◆ **Written problem**:
Determine how many lines in these records hold "color". Only the number is wanted.

◆ **Input material**:
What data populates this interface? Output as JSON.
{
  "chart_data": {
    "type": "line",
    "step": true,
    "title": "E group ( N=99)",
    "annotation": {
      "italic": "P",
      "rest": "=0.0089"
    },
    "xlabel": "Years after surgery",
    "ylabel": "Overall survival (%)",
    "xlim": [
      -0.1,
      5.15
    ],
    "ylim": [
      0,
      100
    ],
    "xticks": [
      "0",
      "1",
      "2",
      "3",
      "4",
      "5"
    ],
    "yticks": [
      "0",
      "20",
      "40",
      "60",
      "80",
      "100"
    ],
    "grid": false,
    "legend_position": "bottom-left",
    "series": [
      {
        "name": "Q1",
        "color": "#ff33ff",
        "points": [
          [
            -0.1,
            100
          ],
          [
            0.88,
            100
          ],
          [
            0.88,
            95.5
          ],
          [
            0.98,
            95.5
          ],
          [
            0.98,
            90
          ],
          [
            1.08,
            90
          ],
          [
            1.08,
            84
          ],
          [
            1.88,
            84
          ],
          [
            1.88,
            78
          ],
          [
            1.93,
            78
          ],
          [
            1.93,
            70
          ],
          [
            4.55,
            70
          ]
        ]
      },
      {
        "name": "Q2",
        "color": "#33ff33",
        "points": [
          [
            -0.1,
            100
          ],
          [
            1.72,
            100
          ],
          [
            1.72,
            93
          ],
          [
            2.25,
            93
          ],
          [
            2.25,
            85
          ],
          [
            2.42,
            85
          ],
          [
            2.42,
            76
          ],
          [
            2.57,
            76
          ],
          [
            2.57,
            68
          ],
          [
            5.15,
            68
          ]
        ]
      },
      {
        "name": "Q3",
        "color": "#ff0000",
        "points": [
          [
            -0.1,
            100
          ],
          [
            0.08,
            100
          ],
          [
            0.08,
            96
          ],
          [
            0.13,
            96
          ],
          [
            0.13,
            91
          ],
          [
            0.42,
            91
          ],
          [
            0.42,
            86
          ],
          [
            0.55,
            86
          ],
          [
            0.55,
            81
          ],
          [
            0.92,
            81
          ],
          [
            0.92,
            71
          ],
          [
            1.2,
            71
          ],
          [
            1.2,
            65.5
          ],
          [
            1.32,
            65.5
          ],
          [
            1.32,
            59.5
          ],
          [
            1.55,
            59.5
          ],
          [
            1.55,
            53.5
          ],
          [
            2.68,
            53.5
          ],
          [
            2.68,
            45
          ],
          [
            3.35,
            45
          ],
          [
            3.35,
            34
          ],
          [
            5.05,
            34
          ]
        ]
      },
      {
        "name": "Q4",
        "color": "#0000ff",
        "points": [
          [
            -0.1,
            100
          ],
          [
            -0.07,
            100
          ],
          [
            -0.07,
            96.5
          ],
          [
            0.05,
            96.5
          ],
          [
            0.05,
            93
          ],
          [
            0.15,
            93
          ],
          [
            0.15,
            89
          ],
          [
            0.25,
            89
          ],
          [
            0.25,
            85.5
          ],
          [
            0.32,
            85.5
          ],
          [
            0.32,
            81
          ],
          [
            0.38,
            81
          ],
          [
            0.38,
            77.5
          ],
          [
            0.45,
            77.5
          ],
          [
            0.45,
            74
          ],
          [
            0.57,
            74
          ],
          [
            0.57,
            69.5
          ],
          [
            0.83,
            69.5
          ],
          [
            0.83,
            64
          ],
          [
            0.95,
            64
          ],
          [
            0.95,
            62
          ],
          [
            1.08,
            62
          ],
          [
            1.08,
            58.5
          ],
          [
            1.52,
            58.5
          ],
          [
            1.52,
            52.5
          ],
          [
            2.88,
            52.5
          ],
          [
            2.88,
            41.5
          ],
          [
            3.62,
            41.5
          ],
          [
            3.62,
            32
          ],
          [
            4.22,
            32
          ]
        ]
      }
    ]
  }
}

◆ **Solution to the problem**:
4